WORK REQUIRED:
Your task is to show every line in the listing below that includes "refresh".

EXCERPTED DATA below:

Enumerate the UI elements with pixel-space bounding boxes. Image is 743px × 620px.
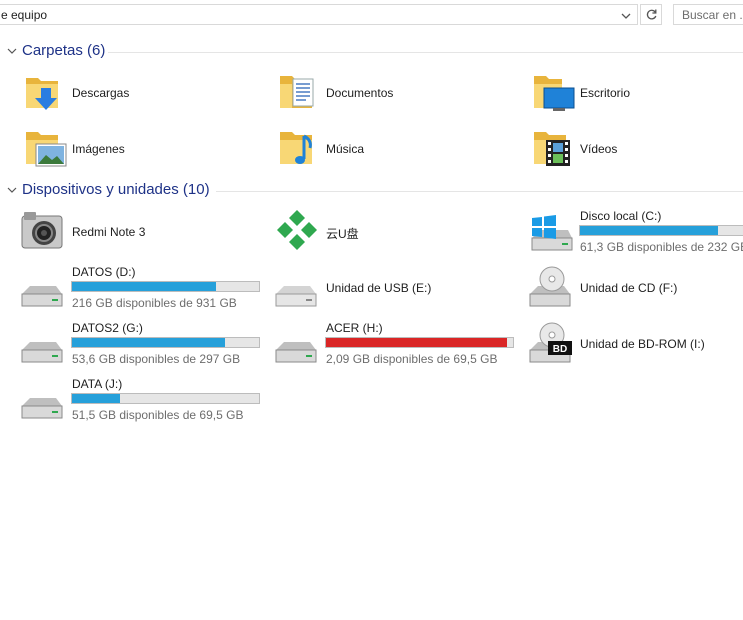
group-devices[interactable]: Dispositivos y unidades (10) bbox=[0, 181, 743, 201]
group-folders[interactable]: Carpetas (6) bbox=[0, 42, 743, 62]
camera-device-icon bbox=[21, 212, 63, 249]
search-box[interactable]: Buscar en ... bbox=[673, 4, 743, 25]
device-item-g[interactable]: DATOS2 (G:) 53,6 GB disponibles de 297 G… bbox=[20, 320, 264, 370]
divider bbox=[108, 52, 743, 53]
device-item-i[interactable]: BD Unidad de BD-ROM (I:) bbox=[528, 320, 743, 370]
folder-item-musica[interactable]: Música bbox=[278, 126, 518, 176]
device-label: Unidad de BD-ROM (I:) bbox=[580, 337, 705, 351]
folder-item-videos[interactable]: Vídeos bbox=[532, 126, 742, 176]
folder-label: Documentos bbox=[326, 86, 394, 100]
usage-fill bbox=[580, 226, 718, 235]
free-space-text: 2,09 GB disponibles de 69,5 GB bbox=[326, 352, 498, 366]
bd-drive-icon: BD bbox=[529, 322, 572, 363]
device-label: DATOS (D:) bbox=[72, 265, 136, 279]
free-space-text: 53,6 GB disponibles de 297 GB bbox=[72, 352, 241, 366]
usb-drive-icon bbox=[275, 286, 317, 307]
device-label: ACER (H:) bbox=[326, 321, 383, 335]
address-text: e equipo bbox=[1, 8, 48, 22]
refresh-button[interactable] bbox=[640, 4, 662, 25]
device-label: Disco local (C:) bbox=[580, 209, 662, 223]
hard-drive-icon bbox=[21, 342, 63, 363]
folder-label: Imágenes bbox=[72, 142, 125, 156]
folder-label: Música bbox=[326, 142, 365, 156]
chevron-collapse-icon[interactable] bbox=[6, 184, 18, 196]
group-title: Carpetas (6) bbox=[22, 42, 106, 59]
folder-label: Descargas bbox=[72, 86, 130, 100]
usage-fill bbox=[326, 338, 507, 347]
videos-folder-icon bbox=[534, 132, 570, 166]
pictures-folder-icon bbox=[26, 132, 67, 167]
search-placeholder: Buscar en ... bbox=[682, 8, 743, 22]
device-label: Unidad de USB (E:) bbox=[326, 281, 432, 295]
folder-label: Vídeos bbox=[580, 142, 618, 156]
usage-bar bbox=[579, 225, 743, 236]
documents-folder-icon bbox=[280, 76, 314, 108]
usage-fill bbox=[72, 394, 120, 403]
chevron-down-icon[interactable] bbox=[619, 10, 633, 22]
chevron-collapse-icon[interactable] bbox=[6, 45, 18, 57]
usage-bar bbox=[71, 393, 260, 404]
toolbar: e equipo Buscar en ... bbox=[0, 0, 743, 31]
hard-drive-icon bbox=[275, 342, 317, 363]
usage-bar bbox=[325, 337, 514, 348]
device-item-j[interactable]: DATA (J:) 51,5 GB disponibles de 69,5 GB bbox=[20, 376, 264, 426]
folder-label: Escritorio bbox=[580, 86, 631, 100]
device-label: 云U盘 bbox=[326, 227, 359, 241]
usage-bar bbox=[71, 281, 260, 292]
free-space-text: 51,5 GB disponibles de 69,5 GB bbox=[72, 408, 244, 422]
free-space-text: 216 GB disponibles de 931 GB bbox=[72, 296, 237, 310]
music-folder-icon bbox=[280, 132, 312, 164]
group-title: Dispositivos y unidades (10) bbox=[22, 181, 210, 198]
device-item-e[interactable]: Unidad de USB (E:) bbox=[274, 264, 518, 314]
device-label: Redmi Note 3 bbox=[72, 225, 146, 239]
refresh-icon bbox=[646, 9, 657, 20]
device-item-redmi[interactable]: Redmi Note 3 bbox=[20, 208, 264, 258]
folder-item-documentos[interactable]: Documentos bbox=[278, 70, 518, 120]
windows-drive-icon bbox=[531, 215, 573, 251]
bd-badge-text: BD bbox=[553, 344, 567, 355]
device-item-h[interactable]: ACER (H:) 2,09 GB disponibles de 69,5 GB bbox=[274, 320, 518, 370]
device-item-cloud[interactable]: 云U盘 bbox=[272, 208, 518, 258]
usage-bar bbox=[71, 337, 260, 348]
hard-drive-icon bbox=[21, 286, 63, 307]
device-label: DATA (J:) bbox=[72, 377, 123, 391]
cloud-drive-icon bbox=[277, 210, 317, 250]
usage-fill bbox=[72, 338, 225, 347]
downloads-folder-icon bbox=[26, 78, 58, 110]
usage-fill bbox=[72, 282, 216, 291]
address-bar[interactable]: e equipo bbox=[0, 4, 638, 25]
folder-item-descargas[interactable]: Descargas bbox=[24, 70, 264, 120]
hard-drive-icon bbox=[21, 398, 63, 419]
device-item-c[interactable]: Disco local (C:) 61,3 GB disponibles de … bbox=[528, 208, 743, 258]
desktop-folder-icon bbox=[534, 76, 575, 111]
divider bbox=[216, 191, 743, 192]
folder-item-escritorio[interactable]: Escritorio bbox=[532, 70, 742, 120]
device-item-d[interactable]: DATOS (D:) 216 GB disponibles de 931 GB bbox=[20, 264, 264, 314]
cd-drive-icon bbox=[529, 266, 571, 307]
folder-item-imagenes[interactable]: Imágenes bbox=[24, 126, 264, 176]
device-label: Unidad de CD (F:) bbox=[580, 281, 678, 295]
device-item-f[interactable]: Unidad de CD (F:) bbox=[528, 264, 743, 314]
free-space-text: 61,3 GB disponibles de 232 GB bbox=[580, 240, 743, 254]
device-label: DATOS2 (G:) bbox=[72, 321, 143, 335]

End of EXCERPTED DATA.
EXCERPTED DATA below:

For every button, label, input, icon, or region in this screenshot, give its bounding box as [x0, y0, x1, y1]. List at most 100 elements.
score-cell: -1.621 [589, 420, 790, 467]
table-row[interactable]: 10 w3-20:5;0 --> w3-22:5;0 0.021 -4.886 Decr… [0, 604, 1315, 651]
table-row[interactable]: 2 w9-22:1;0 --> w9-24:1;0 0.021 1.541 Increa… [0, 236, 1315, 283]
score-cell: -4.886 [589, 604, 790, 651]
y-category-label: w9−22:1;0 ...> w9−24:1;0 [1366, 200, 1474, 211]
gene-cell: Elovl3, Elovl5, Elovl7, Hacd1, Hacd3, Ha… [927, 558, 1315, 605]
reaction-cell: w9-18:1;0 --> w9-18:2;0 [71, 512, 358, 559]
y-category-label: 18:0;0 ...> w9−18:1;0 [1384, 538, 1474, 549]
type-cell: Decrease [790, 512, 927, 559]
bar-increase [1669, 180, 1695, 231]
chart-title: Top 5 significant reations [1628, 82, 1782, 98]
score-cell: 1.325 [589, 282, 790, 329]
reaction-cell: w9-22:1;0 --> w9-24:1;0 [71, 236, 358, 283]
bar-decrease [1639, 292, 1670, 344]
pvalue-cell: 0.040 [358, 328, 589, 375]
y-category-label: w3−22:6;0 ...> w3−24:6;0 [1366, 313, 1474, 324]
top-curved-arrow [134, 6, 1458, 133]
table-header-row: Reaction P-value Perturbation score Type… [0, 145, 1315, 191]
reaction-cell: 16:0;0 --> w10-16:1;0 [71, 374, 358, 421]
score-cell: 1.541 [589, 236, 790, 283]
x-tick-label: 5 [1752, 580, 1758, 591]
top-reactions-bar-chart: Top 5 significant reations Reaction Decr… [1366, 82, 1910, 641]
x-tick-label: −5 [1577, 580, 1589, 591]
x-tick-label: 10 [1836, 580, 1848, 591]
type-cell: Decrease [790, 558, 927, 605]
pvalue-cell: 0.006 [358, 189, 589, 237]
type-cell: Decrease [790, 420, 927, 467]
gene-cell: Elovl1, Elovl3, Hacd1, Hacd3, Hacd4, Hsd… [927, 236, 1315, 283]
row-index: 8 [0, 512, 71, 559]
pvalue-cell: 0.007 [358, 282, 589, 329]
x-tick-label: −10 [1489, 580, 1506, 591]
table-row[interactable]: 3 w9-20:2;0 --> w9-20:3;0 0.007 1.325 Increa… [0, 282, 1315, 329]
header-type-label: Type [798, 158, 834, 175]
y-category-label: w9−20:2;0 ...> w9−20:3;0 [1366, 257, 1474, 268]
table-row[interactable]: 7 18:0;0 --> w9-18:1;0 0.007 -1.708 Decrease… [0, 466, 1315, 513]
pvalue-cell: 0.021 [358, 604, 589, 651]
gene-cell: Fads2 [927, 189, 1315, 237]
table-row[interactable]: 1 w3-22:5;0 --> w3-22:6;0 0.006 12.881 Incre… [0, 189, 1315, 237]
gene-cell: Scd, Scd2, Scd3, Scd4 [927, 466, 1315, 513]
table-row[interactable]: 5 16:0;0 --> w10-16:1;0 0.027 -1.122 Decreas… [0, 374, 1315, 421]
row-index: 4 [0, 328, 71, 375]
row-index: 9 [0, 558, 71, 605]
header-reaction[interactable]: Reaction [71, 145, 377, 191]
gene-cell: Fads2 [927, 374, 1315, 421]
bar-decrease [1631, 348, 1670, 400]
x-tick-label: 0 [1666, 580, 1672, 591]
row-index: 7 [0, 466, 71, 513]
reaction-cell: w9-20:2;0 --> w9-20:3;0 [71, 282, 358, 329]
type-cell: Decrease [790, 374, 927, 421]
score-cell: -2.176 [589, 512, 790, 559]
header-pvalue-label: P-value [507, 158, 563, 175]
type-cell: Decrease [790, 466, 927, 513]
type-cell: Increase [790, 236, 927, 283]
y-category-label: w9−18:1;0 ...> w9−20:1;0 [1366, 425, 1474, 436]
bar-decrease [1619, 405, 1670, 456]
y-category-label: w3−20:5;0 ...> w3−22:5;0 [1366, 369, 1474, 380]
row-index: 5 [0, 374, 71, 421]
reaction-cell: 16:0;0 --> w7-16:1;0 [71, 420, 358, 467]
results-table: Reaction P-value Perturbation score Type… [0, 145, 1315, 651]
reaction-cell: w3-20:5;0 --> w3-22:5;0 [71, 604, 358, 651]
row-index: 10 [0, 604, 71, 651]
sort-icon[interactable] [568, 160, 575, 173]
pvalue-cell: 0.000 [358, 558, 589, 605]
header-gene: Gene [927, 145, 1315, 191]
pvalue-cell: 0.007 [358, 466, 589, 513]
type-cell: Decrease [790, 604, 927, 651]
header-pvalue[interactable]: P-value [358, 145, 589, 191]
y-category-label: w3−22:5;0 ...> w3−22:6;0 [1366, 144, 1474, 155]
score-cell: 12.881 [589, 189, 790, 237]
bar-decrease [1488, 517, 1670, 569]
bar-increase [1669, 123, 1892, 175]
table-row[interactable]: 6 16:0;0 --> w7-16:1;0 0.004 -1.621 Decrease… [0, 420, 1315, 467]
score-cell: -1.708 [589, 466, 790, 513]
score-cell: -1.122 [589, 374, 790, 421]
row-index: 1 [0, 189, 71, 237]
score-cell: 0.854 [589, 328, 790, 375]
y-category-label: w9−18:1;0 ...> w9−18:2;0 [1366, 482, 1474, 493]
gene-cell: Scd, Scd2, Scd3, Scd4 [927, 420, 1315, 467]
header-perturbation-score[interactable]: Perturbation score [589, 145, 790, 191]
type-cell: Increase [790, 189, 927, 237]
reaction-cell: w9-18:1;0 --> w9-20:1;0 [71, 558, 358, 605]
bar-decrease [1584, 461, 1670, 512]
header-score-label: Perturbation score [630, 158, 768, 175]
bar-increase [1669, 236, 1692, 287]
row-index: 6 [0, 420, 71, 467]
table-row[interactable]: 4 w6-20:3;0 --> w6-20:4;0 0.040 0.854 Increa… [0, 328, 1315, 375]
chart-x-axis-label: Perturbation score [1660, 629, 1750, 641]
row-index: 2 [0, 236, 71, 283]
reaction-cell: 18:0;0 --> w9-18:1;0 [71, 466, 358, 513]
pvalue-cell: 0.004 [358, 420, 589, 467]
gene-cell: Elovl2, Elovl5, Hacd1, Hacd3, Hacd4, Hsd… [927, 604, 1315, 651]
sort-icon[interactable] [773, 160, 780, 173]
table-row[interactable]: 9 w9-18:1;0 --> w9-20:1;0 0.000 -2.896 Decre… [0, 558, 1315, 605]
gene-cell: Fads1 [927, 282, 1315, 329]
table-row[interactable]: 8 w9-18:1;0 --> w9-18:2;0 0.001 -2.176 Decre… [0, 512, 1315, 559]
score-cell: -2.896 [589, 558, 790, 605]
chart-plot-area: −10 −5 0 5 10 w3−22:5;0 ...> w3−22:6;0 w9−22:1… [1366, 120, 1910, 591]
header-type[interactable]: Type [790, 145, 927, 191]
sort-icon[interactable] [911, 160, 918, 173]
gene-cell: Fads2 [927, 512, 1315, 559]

End of EXCERPTED DATA.
EXCERPTED DATA below:

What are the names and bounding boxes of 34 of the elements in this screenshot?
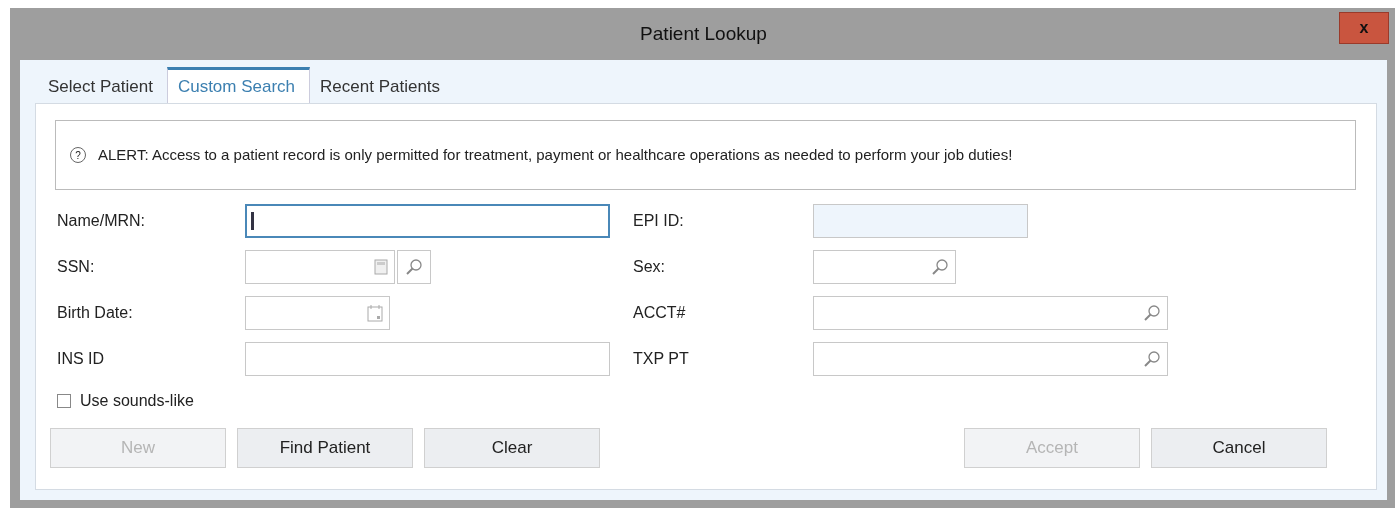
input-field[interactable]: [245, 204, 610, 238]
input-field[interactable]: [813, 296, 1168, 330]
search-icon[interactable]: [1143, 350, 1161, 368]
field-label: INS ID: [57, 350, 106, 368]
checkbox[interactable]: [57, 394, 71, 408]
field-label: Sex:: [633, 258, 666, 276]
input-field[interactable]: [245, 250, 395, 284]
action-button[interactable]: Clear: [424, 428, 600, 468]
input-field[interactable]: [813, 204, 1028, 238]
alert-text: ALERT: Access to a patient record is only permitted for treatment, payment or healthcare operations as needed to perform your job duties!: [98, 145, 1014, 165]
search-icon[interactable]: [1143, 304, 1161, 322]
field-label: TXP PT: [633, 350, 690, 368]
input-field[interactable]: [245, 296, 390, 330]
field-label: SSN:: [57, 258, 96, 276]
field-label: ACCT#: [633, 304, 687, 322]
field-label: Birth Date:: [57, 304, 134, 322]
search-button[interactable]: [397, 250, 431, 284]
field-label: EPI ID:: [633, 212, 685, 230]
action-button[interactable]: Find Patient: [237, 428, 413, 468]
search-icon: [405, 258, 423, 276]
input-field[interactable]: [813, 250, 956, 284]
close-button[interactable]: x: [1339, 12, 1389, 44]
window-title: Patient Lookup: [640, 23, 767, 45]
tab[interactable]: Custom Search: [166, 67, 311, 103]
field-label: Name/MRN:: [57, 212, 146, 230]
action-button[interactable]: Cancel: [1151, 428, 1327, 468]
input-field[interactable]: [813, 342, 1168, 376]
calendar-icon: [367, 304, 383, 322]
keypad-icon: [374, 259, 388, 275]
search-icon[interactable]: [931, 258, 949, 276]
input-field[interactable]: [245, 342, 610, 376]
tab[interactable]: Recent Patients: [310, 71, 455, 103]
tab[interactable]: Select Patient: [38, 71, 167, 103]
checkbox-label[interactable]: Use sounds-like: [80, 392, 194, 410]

End of EXCERPTED DATA.

SOLVED EXERCISE:
refresh-button[interactable] bbox=[640, 4, 662, 25]
refresh-icon bbox=[646, 9, 657, 20]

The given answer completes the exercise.